How do you bury responsibility for a decision inspired by a pilfered idea? Blame someone else, especially if that person came up with the idea to begin with. This tried method of distraction was used with invidious gusto by US President John F. Kennedy, who recast his role in reaching an agreement with the Soviet Union during the Cuban missile crisis of 1962.
The stationing of Soviet nuclear capable missiles in Cuba, and the response of the Kennedy administration, took the world to the precipice of nuclear conflict. Its avoidance, as things transpired, involved dissimulation, deception and good, old-fashioned defamation.
In a crucial meeting on October 27 between Attorney General Robert F. Kennedy and Soviet Ambassador Anatoly Dobrynin, the first intimations were made that a quid pro quo arrangement could be reached. If the Soviets were to pull out their missiles in Cuba, the US would return the favour regarding their missiles in Turkey. That part of the agreement would, however, remain secret. RFK, as the administration’s emissary, informed Dobrynin that his brother “is ready to come to agree on that question with N.S. Khrushchev.” For the withdrawal to take place, however, some four to five months had to elapse. “However, the president can’t say anything public in this regard about Turkey.”

Rows from a dataset:
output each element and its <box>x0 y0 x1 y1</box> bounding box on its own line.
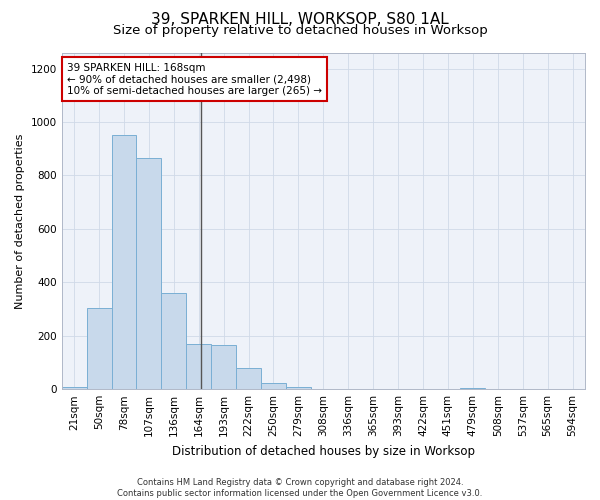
Text: 39 SPARKEN HILL: 168sqm
← 90% of detached houses are smaller (2,498)
10% of semi: 39 SPARKEN HILL: 168sqm ← 90% of detache… <box>67 62 322 96</box>
X-axis label: Distribution of detached houses by size in Worksop: Distribution of detached houses by size … <box>172 444 475 458</box>
Bar <box>86 308 112 389</box>
Text: 39, SPARKEN HILL, WORKSOP, S80 1AL: 39, SPARKEN HILL, WORKSOP, S80 1AL <box>151 12 449 28</box>
Bar <box>236 368 261 389</box>
Text: Contains HM Land Registry data © Crown copyright and database right 2024.
Contai: Contains HM Land Registry data © Crown c… <box>118 478 482 498</box>
Y-axis label: Number of detached properties: Number of detached properties <box>15 133 25 308</box>
Bar <box>211 345 236 389</box>
Bar <box>136 158 161 389</box>
Text: Size of property relative to detached houses in Worksop: Size of property relative to detached ho… <box>113 24 487 37</box>
Bar <box>286 386 311 389</box>
Bar <box>161 293 186 389</box>
Bar <box>112 136 136 389</box>
Bar <box>261 382 286 389</box>
Bar <box>460 388 485 389</box>
Bar <box>62 386 86 389</box>
Bar <box>186 344 211 389</box>
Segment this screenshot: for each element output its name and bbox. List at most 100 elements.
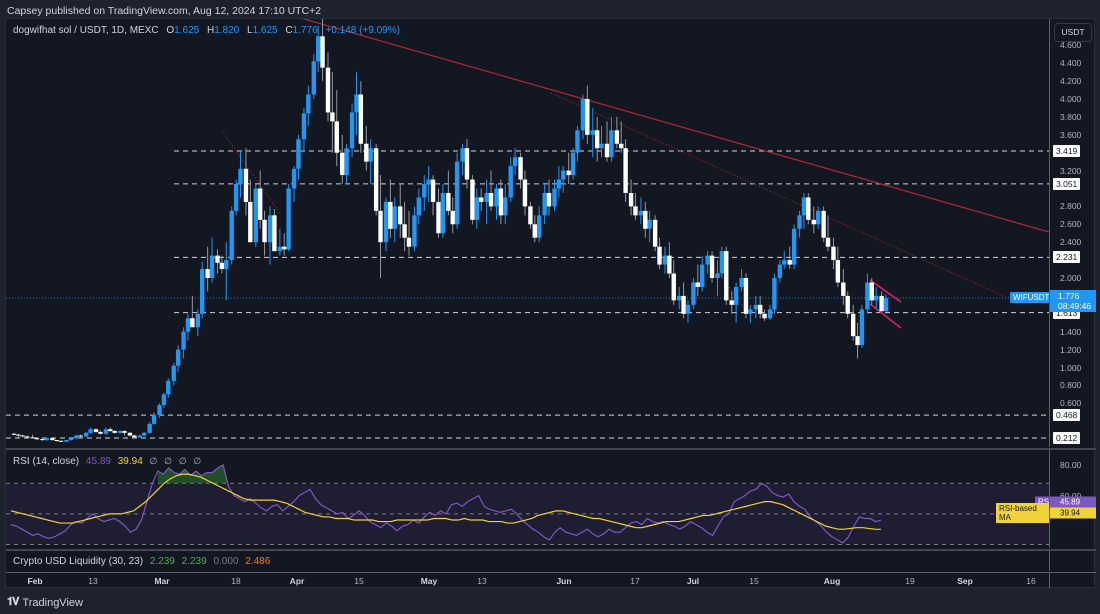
publisher-line: Capsey published on TradingView.com, Aug… bbox=[7, 5, 322, 17]
bear-candle bbox=[522, 179, 528, 207]
bear-candle bbox=[248, 201, 253, 243]
bull-candle bbox=[392, 206, 397, 229]
price-pane[interactable]: dogwifhat sol / USDT, 1D, MEXC O1.625 H1… bbox=[6, 19, 1049, 447]
bear-candle bbox=[320, 36, 325, 68]
bull-candle bbox=[662, 255, 668, 265]
price-tick: 2.800 bbox=[1060, 201, 1082, 212]
bull-candle bbox=[117, 431, 123, 433]
bull-candle bbox=[286, 188, 291, 250]
bear-candle bbox=[811, 219, 816, 225]
price-tick: 2.600 bbox=[1060, 219, 1082, 230]
rsi-line bbox=[10, 464, 882, 544]
bear-candle bbox=[78, 435, 83, 437]
time-tick: 17 bbox=[630, 576, 640, 586]
hidden-value-icon: ∅ bbox=[149, 456, 158, 466]
bear-candle bbox=[262, 219, 267, 243]
bull-candle bbox=[590, 130, 595, 135]
bull-candle bbox=[561, 170, 566, 180]
bear-candle bbox=[743, 278, 749, 314]
bull-candle bbox=[865, 282, 870, 310]
bear-candle bbox=[132, 435, 137, 438]
bear-candle bbox=[498, 188, 504, 216]
hidden-value-icon: ∅ bbox=[164, 456, 173, 466]
bear-candle bbox=[50, 438, 55, 440]
bull-candle bbox=[368, 148, 373, 162]
high-value: 1.820 bbox=[214, 25, 240, 36]
price-axis[interactable]: USDT 4.600 4.400 4.200 4.000 3.800 3.600 3.200… bbox=[1049, 19, 1096, 447]
bear-candle bbox=[643, 210, 648, 229]
rsi-title[interactable]: RSI (14, close) bbox=[13, 456, 80, 467]
bear-candle bbox=[34, 438, 40, 440]
bear-candle bbox=[671, 273, 676, 301]
bear-candle bbox=[619, 143, 624, 149]
rsi-ma-tag: RSI-based MA bbox=[996, 503, 1049, 523]
bull-candle bbox=[175, 349, 181, 366]
bear-candle bbox=[108, 429, 113, 432]
bull-candle bbox=[599, 143, 604, 149]
bull-candle bbox=[777, 264, 783, 278]
bear-candle bbox=[841, 282, 846, 296]
bear-candle bbox=[594, 130, 600, 149]
bull-candle bbox=[552, 188, 557, 207]
bull-candle bbox=[291, 168, 297, 189]
rsi-ma-line bbox=[10, 473, 882, 530]
bear-candle bbox=[388, 201, 393, 229]
symbol-title[interactable]: dogwifhat sol / USDT, 1D, MEXC bbox=[13, 25, 159, 36]
bull-candle bbox=[253, 188, 258, 243]
bull-candle bbox=[416, 197, 422, 216]
bull-candle bbox=[147, 423, 152, 433]
bear-candle bbox=[325, 67, 331, 113]
liquidity-legend: Crypto USD Liquidity (30, 23) 2.239 2.23… bbox=[13, 556, 270, 567]
bear-candle bbox=[855, 336, 860, 346]
bull-candle bbox=[238, 168, 243, 185]
bull-candle bbox=[84, 432, 89, 437]
liquidity-value-1: 2.239 bbox=[149, 556, 175, 567]
bull-candle bbox=[705, 255, 710, 265]
rsi-pane[interactable]: RSI (14, close) 45.89 39.94 ∅ ∅ ∅ ∅ RSI … bbox=[6, 448, 1049, 548]
bull-candle bbox=[141, 432, 147, 436]
bear-candle bbox=[821, 210, 826, 238]
bear-candle bbox=[528, 206, 533, 225]
time-tick: 19 bbox=[905, 576, 915, 586]
bull-candle bbox=[715, 273, 720, 278]
currency-button[interactable]: USDT bbox=[1054, 23, 1092, 42]
bull-candle bbox=[767, 309, 773, 319]
rsi-axis[interactable]: 80.00 60.00 45.89 39.94 bbox=[1049, 448, 1096, 548]
bull-candle bbox=[171, 365, 176, 381]
price-tick: 2.000 bbox=[1060, 273, 1082, 283]
bear-candle bbox=[127, 432, 133, 436]
time-tick: Mar bbox=[154, 576, 170, 586]
low-label: L bbox=[247, 25, 253, 36]
liquidity-pane[interactable]: Crypto USD Liquidity (30, 23) 2.239 2.23… bbox=[6, 549, 1049, 571]
open-label: O bbox=[166, 25, 175, 36]
bull-candle bbox=[229, 210, 234, 261]
candlestick-chart[interactable] bbox=[6, 19, 1049, 447]
symbol-tag: WIFUSDT bbox=[1010, 292, 1049, 303]
bear-candle bbox=[364, 143, 369, 162]
change-value: +0.148 (+9.09%) bbox=[325, 25, 400, 36]
bull-candle bbox=[638, 210, 644, 216]
bull-candle bbox=[454, 161, 460, 225]
time-axis[interactable]: Feb 13 Mar 18 Apr 15 May 13 Jun 17 Jul 15 Aug 19 Sep 16 bbox=[6, 572, 1049, 588]
trendline bbox=[221, 130, 281, 214]
bull-candle bbox=[782, 260, 787, 265]
hidden-value-icon: ∅ bbox=[193, 456, 202, 466]
liquidity-value-3: 0.000 bbox=[213, 556, 239, 567]
bear-candle bbox=[787, 260, 792, 265]
bull-candle bbox=[349, 112, 355, 149]
bull-candle bbox=[161, 394, 167, 406]
time-tick: Aug bbox=[823, 576, 841, 586]
bear-candle bbox=[566, 170, 571, 176]
bear-candle bbox=[518, 157, 523, 180]
price-tick: 1.000 bbox=[1060, 362, 1082, 373]
bull-candle bbox=[157, 405, 162, 415]
rsi-chart[interactable] bbox=[6, 450, 1049, 548]
bear-candle bbox=[30, 437, 35, 439]
bull-candle bbox=[575, 130, 580, 153]
bear-candle bbox=[762, 313, 767, 319]
bear-candle bbox=[406, 237, 412, 247]
liquidity-title[interactable]: Crypto USD Liquidity (30, 23) bbox=[13, 556, 144, 567]
bull-candle bbox=[733, 286, 739, 305]
rsi-legend: RSI (14, close) 45.89 39.94 ∅ ∅ ∅ ∅ bbox=[13, 456, 201, 467]
rsi-ma-axis-value: 39.94 bbox=[1050, 507, 1096, 519]
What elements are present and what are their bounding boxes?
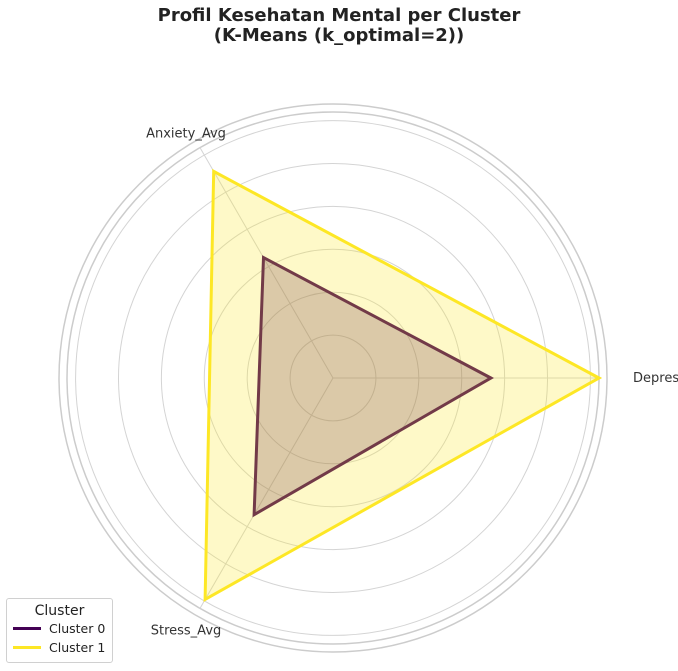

▸ Problems and tasks
1. In the Cuban missile crisis text, who met Soviet Ambassador Anatoly Dobrynin on October 27?
2. Name every person mentioned in the Cuban missile crisis text.
3. Reproduce the Cuban missile crisis text from "How do you bury" to "good, old-fashioned defamation.".
The entries play no part in this work.

▸ Task-by-task outputs
1. Attorney General Robert F. Kennedy

2. John F. Kennedy, Robert F. Kennedy, Anatoly Dobrynin, N.S. Khrushchev

3.
How do you bury responsibility for a decision inspired by a pilfered idea? Blame someone else, especially if that person came up with the idea to begin with. This tried method of distraction was used with invidious gusto by US President John F. Kennedy, who recast his role in reaching an agreement with the Soviet Union during the Cuban missile crisis of 1962.
The stationing of Soviet nuclear capable missiles in Cuba, and the response of the Kennedy administration, took the world to the precipice of nuclear conflict. Its avoidance, as things transpired, involved dissimulation, deception and good, old-fashioned defamation.